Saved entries
════════
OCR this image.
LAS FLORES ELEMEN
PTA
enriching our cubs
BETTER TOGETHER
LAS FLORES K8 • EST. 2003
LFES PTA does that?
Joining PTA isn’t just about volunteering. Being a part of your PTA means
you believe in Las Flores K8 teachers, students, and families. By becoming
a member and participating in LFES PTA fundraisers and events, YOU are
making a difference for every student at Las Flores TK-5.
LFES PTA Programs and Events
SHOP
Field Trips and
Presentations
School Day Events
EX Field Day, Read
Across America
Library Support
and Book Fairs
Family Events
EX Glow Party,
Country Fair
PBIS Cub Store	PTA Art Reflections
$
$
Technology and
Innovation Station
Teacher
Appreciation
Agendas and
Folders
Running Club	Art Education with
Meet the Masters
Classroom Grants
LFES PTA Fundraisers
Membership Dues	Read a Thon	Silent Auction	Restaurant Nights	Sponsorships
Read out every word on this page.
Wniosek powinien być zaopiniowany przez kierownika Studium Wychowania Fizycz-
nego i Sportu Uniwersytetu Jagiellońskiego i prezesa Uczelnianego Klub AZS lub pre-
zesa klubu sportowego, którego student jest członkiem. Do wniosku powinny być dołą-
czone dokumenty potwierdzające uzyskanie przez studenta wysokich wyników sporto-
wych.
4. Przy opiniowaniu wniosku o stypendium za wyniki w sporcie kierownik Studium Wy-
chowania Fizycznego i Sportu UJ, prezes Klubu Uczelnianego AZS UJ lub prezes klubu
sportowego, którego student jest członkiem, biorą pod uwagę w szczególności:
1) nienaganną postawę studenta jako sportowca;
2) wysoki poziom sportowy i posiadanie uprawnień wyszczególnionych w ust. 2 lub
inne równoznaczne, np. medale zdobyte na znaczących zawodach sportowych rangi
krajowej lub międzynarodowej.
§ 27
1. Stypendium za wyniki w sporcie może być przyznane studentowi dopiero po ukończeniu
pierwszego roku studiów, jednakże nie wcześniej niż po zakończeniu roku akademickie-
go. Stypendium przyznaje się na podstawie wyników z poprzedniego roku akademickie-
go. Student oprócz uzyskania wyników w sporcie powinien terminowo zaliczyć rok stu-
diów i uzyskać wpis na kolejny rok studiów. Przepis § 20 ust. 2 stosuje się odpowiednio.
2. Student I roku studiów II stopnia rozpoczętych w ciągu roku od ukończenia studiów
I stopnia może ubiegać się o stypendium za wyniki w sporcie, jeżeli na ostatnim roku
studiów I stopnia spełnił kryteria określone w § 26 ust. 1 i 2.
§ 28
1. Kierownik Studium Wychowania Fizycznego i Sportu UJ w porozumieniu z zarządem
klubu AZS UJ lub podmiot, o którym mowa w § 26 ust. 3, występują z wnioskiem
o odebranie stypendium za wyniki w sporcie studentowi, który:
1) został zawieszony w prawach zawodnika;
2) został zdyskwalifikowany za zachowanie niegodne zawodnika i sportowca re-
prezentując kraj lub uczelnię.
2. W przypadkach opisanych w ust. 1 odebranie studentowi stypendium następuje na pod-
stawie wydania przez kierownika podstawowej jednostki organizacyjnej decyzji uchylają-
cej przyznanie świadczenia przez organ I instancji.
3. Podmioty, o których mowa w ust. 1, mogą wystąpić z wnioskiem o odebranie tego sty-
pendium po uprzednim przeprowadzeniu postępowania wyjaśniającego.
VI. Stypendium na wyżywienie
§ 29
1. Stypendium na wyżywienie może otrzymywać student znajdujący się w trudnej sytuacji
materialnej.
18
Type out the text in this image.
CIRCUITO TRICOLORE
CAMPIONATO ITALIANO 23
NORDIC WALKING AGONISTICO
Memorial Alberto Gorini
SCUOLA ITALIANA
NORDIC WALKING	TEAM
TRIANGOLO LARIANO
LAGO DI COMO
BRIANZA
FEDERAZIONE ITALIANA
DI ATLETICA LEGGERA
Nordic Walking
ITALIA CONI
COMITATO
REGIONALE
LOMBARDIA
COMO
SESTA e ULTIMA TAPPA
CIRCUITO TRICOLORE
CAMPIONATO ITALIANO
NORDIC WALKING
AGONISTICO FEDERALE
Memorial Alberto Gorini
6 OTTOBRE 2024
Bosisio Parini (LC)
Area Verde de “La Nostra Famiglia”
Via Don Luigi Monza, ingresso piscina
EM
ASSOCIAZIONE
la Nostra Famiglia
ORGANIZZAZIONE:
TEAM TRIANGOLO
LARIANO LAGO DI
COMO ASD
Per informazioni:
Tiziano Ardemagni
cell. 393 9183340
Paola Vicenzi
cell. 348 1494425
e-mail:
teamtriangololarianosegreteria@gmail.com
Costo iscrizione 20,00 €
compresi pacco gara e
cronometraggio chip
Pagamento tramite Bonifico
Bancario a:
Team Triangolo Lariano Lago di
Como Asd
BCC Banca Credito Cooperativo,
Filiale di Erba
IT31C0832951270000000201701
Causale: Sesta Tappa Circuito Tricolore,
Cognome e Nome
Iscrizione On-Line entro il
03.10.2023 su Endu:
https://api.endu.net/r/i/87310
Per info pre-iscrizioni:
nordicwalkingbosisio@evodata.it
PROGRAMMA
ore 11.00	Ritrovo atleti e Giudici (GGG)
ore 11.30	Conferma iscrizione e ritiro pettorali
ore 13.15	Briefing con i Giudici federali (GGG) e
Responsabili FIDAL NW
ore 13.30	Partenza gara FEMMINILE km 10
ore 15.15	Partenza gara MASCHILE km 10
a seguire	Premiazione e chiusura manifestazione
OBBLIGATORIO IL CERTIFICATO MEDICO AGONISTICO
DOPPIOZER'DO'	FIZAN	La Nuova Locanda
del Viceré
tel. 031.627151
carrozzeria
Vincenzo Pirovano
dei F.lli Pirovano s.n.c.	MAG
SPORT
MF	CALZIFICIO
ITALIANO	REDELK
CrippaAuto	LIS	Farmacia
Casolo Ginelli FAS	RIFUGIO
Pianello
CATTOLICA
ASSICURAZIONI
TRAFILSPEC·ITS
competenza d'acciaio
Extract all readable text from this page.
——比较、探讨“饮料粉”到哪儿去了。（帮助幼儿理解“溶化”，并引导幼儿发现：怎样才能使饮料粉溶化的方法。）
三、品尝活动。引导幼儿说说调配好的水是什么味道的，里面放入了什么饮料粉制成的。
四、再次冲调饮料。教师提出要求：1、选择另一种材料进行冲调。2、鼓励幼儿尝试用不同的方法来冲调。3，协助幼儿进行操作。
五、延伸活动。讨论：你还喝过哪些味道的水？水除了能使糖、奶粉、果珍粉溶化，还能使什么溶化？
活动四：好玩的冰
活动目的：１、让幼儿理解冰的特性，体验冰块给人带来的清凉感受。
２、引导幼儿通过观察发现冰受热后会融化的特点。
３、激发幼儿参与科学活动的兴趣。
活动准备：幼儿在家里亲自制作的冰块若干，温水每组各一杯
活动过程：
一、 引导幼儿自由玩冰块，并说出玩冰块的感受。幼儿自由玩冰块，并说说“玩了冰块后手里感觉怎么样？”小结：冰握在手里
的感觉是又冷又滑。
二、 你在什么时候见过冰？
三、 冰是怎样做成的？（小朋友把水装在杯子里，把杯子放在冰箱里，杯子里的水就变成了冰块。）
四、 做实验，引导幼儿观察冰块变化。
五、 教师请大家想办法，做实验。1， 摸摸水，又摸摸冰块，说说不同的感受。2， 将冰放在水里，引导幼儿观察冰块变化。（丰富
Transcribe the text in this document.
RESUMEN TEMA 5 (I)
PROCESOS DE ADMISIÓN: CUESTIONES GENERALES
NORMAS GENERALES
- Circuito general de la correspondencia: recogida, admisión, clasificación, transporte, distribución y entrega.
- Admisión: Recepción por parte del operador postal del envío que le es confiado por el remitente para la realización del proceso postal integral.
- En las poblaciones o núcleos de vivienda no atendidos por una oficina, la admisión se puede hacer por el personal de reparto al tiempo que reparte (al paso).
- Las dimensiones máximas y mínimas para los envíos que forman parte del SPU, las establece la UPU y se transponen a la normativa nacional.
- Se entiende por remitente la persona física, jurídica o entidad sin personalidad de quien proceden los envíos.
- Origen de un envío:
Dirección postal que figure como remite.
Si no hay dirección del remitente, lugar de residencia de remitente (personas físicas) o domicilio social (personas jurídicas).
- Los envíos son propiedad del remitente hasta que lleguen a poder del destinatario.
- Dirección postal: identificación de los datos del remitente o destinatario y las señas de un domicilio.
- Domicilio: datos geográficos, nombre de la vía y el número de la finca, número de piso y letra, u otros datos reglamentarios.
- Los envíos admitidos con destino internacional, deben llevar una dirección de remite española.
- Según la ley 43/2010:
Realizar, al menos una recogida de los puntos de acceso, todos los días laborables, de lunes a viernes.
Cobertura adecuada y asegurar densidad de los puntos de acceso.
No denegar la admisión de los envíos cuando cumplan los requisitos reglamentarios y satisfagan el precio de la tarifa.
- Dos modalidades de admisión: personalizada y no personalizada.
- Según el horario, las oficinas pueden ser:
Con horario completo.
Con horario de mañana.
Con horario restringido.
════════
TO DO. Extract, exactly, the lines above that begin at the line containing "Transcribe the text in this document." and end at the final line of the records; add no other text.

REPLY.
Transcribe the text in this document.
RESUMEN TEMA 5 (I)
PROCESOS DE ADMISIÓN: CUESTIONES GENERALES
NORMAS GENERALES
- Circuito general de la correspondencia: recogida, admisión, clasificación, transporte, distribución y entrega.
- Admisión: Recepción por parte del operador postal del envío que le es confiado por el remitente para la realización del proceso postal integral.
- En las poblaciones o núcleos de vivienda no atendidos por una oficina, la admisión se puede hacer por el personal de reparto al tiempo que reparte (al paso).
- Las dimensiones máximas y mínimas para los envíos que forman parte del SPU, las establece la UPU y se transponen a la normativa nacional.
- Se entiende por remitente la persona física, jurídica o entidad sin personalidad de quien proceden los envíos.
- Origen de un envío:
Dirección postal que figure como remite.
Si no hay dirección del remitente, lugar de residencia de remitente (personas físicas) o domicilio social (personas jurídicas).
- Los envíos son propiedad del remitente hasta que lleguen a poder del destinatario.
- Dirección postal: identificación de los datos del remitente o destinatario y las señas de un domicilio.
- Domicilio: datos geográficos, nombre de la vía y el número de la finca, número de piso y letra, u otros datos reglamentarios.
- Los envíos admitidos con destino internacional, deben llevar una dirección de remite española.
- Según la ley 43/2010:
Realizar, al menos una recogida de los puntos de acceso, todos los días laborables, de lunes a viernes.
Cobertura adecuada y asegurar densidad de los puntos de acceso.
No denegar la admisión de los envíos cuando cumplan los requisitos reglamentarios y satisfagan el precio de la tarifa.
- Dos modalidades de admisión: personalizada y no personalizada.
- Según el horario, las oficinas pueden ser:
Con horario completo.
Con horario de mañana.
Con horario restringido.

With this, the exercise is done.